_Short exercise_
Will you extract the entries word for word? Images should not appear in the copy.

[Data records]
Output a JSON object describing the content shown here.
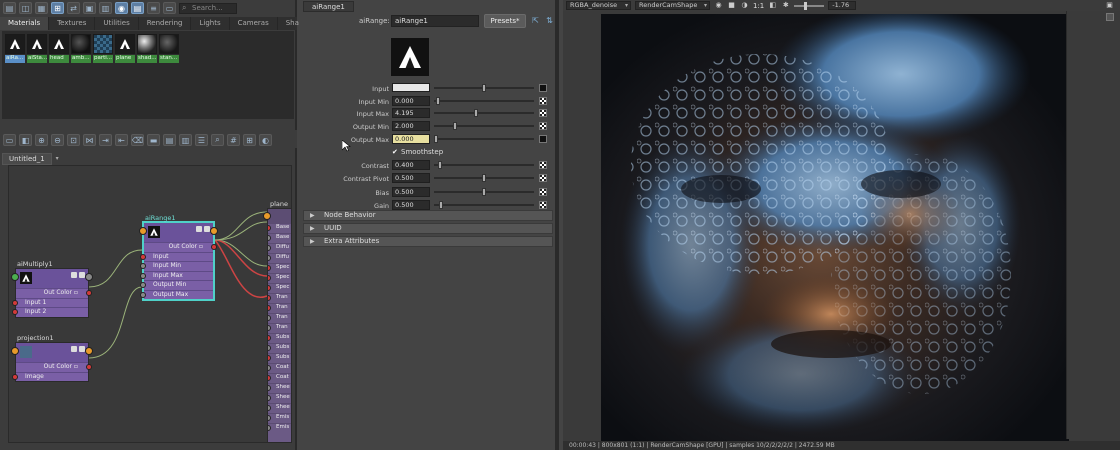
{
  "hypershade": {
    "search_placeholder": "Search...",
    "tabs": [
      "Materials",
      "Textures",
      "Utilities",
      "Rendering",
      "Lights",
      "Cameras",
      "Shading Gr"
    ],
    "swatches": [
      {
        "label": "aiRa...",
        "kind": "arnold"
      },
      {
        "label": "aiSta...",
        "kind": "arnold"
      },
      {
        "label": "head",
        "kind": "arnold"
      },
      {
        "label": "amb...",
        "kind": "dark"
      },
      {
        "label": "parti...",
        "kind": "checker"
      },
      {
        "label": "plane",
        "kind": "arnold"
      },
      {
        "label": "shad...",
        "kind": "sphere"
      },
      {
        "label": "stan...",
        "kind": "dark"
      }
    ],
    "graph_tab": "Untitled_1"
  },
  "nodes": {
    "multiply": {
      "title": "aiMultiply1",
      "out": "Out Color",
      "inputs": [
        "Input 1",
        "Input 2"
      ]
    },
    "projection": {
      "title": "projection1",
      "out": "Out Color",
      "inputs": [
        "Image"
      ]
    },
    "range": {
      "title": "aiRange1",
      "out": "Out Color",
      "inputs": [
        "Input",
        "Input Min",
        "Input Max",
        "Output Min",
        "Output Max"
      ]
    },
    "plane": {
      "title": "plane",
      "rows": [
        "Base",
        "Base",
        "Diffu",
        "Diffu",
        "Spec",
        "Spec",
        "Spec",
        "Tran",
        "Tran",
        "Tran",
        "Tran",
        "Subs",
        "Subs",
        "Subs",
        "Coat",
        "Coat",
        "Shee",
        "Shee",
        "Shee",
        "Emis",
        "Emis"
      ]
    }
  },
  "attribute_editor": {
    "tab": "aiRange1",
    "name_label": "aiRange:",
    "name_value": "aiRange1",
    "presets_label": "Presets*",
    "attributes": [
      {
        "label": "Input",
        "type": "color",
        "knob": 0.5,
        "map": "solid"
      },
      {
        "label": "Input Min",
        "type": "float",
        "value": "0.000",
        "knob": 0.02,
        "map": "check"
      },
      {
        "label": "Input Max",
        "type": "float",
        "value": "4.195",
        "knob": 0.42,
        "map": "check"
      },
      {
        "label": "Output Min",
        "type": "float",
        "value": "2.000",
        "knob": 0.2,
        "map": "check"
      },
      {
        "label": "Output Max",
        "type": "float",
        "value": "0.000",
        "knob": 0.0,
        "map": "solid",
        "highlight": true
      }
    ],
    "smoothstep_label": "Smoothstep",
    "attributes2": [
      {
        "label": "Contrast",
        "value": "0.400",
        "knob": 0.04,
        "map": "check"
      },
      {
        "label": "Contrast Pivot",
        "value": "0.500",
        "knob": 0.5,
        "map": "check"
      },
      {
        "label": "Bias",
        "value": "0.500",
        "knob": 0.5,
        "map": "check"
      },
      {
        "label": "Gain",
        "value": "0.500",
        "knob": 0.05,
        "map": "check"
      }
    ],
    "sections": [
      "Node Behavior",
      "UUID",
      "Extra Attributes"
    ]
  },
  "render_view": {
    "channel": "RGBA_denoise",
    "camera": "RenderCamShape",
    "ratio": "1:1",
    "exposure": "-1.76",
    "status": "00:00:43 | 800x801 (1:1) | RenderCamShape [GPU] | samples 10/2/2/2/2/2 | 2472.59 MB"
  }
}
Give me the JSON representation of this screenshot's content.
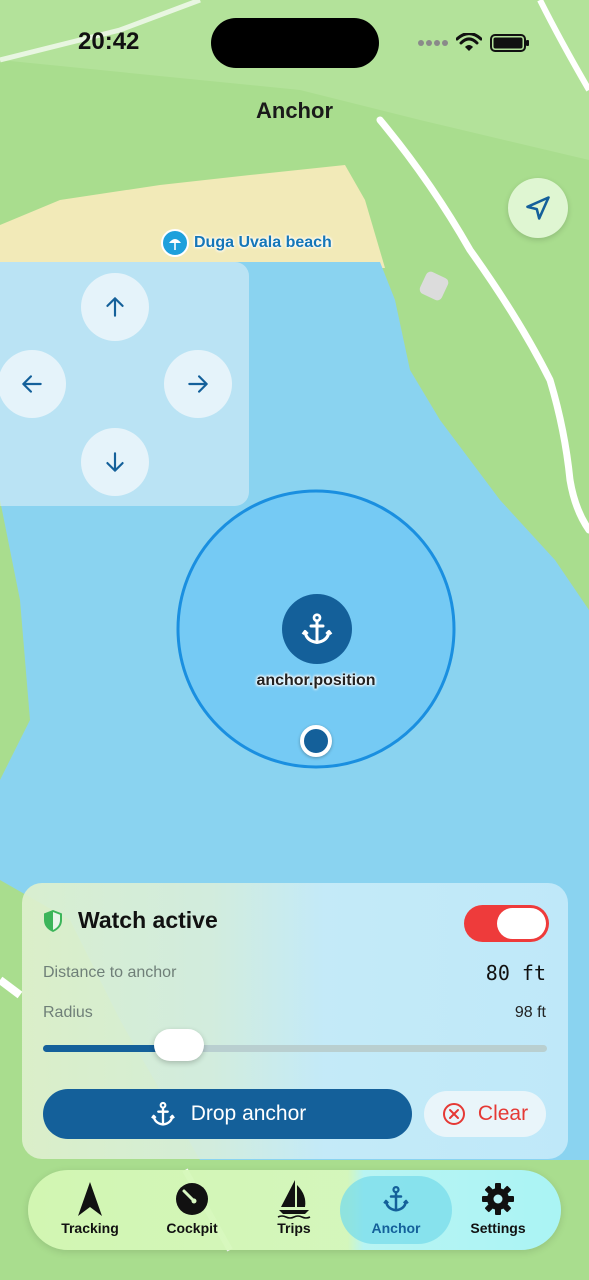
{
  "status_bar": {
    "time": "20:42"
  },
  "header": {
    "title": "Anchor"
  },
  "map": {
    "poi_label": "Duga Uvala beach",
    "anchor_label": "anchor.position"
  },
  "watch": {
    "title": "Watch active",
    "enabled": true,
    "distance_label": "Distance to anchor",
    "distance_value": "80 ft",
    "radius_label": "Radius",
    "radius_value": "98 ft",
    "radius_slider_fraction": 0.27
  },
  "actions": {
    "drop_label": "Drop anchor",
    "clear_label": "Clear"
  },
  "tabs": [
    {
      "label": "Tracking",
      "icon": "navigation-arrow-icon",
      "active": false
    },
    {
      "label": "Cockpit",
      "icon": "gauge-icon",
      "active": false
    },
    {
      "label": "Trips",
      "icon": "sailboat-icon",
      "active": false
    },
    {
      "label": "Anchor",
      "icon": "anchor-icon",
      "active": true
    },
    {
      "label": "Settings",
      "icon": "gear-icon",
      "active": false
    }
  ],
  "colors": {
    "primary": "#14609a",
    "danger": "#e53935",
    "toggle_on": "#ee3b3b",
    "water": "#8ad3f0",
    "land": "#a9dd8e",
    "sand": "#f2eab8"
  }
}
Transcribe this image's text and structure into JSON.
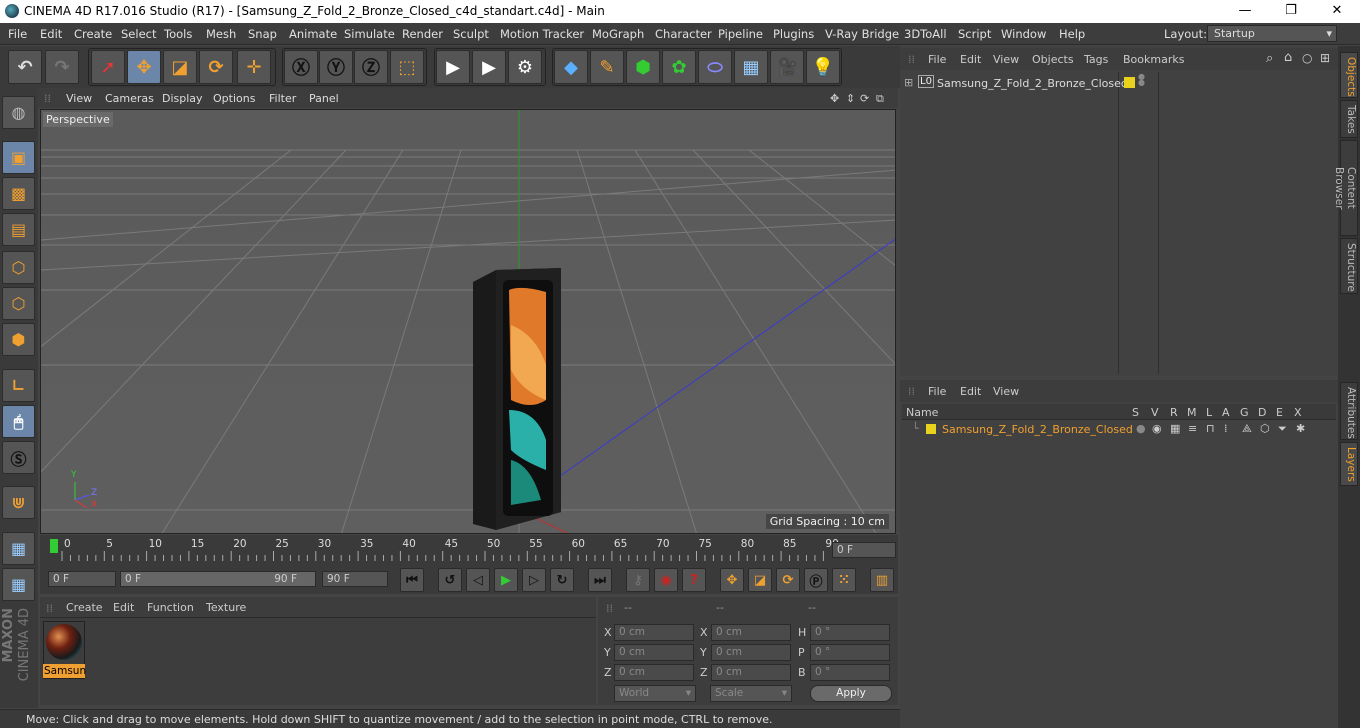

_Complete response_
Output a JSON object describing the content shown here.
{
  "hypershade": {
    "search_placeholder": "Search...",
    "tabs": [
      "Materials",
      "Textures",
      "Utilities",
      "Rendering",
      "Lights",
      "Cameras",
      "Shading Gr"
    ],
    "swatches": [
      {
        "label": "aiRa...",
        "kind": "arnold"
      },
      {
        "label": "aiSta...",
        "kind": "arnold"
      },
      {
        "label": "head",
        "kind": "arnold"
      },
      {
        "label": "amb...",
        "kind": "dark"
      },
      {
        "label": "parti...",
        "kind": "checker"
      },
      {
        "label": "plane",
        "kind": "arnold"
      },
      {
        "label": "shad...",
        "kind": "sphere"
      },
      {
        "label": "stan...",
        "kind": "dark"
      }
    ],
    "graph_tab": "Untitled_1"
  },
  "nodes": {
    "multiply": {
      "title": "aiMultiply1",
      "out": "Out Color",
      "inputs": [
        "Input 1",
        "Input 2"
      ]
    },
    "projection": {
      "title": "projection1",
      "out": "Out Color",
      "inputs": [
        "Image"
      ]
    },
    "range": {
      "title": "aiRange1",
      "out": "Out Color",
      "inputs": [
        "Input",
        "Input Min",
        "Input Max",
        "Output Min",
        "Output Max"
      ]
    },
    "plane": {
      "title": "plane",
      "rows": [
        "Base",
        "Base",
        "Diffu",
        "Diffu",
        "Spec",
        "Spec",
        "Spec",
        "Tran",
        "Tran",
        "Tran",
        "Tran",
        "Subs",
        "Subs",
        "Subs",
        "Coat",
        "Coat",
        "Shee",
        "Shee",
        "Shee",
        "Emis",
        "Emis"
      ]
    }
  },
  "attribute_editor": {
    "tab": "aiRange1",
    "name_label": "aiRange:",
    "name_value": "aiRange1",
    "presets_label": "Presets*",
    "attributes": [
      {
        "label": "Input",
        "type": "color",
        "knob": 0.5,
        "map": "solid"
      },
      {
        "label": "Input Min",
        "type": "float",
        "value": "0.000",
        "knob": 0.02,
        "map": "check"
      },
      {
        "label": "Input Max",
        "type": "float",
        "value": "4.195",
        "knob": 0.42,
        "map": "check"
      },
      {
        "label": "Output Min",
        "type": "float",
        "value": "2.000",
        "knob": 0.2,
        "map": "check"
      },
      {
        "label": "Output Max",
        "type": "float",
        "value": "0.000",
        "knob": 0.0,
        "map": "solid",
        "highlight": true
      }
    ],
    "smoothstep_label": "Smoothstep",
    "attributes2": [
      {
        "label": "Contrast",
        "value": "0.400",
        "knob": 0.04,
        "map": "check"
      },
      {
        "label": "Contrast Pivot",
        "value": "0.500",
        "knob": 0.5,
        "map": "check"
      },
      {
        "label": "Bias",
        "value": "0.500",
        "knob": 0.5,
        "map": "check"
      },
      {
        "label": "Gain",
        "value": "0.500",
        "knob": 0.05,
        "map": "check"
      }
    ],
    "sections": [
      "Node Behavior",
      "UUID",
      "Extra Attributes"
    ]
  },
  "render_view": {
    "channel": "RGBA_denoise",
    "camera": "RenderCamShape",
    "ratio": "1:1",
    "exposure": "-1.76",
    "status": "00:00:43 | 800x801 (1:1) | RenderCamShape [GPU] | samples 10/2/2/2/2/2 | 2472.59 MB"
  }
}
Give me the JSON representation of this screenshot's content.
{
  "status_bar": {
    "time": "20:42"
  },
  "header": {
    "title": "Anchor"
  },
  "map": {
    "poi_label": "Duga Uvala beach",
    "anchor_label": "anchor.position"
  },
  "watch": {
    "title": "Watch active",
    "enabled": true,
    "distance_label": "Distance to anchor",
    "distance_value": "80 ft",
    "radius_label": "Radius",
    "radius_value": "98 ft",
    "radius_slider_fraction": 0.27
  },
  "actions": {
    "drop_label": "Drop anchor",
    "clear_label": "Clear"
  },
  "tabs": [
    {
      "label": "Tracking",
      "icon": "navigation-arrow-icon",
      "active": false
    },
    {
      "label": "Cockpit",
      "icon": "gauge-icon",
      "active": false
    },
    {
      "label": "Trips",
      "icon": "sailboat-icon",
      "active": false
    },
    {
      "label": "Anchor",
      "icon": "anchor-icon",
      "active": true
    },
    {
      "label": "Settings",
      "icon": "gear-icon",
      "active": false
    }
  ],
  "colors": {
    "primary": "#14609a",
    "danger": "#e53935",
    "toggle_on": "#ee3b3b",
    "water": "#8ad3f0",
    "land": "#a9dd8e",
    "sand": "#f2eab8"
  }
}
Transcribe this image's text and structure into JSON.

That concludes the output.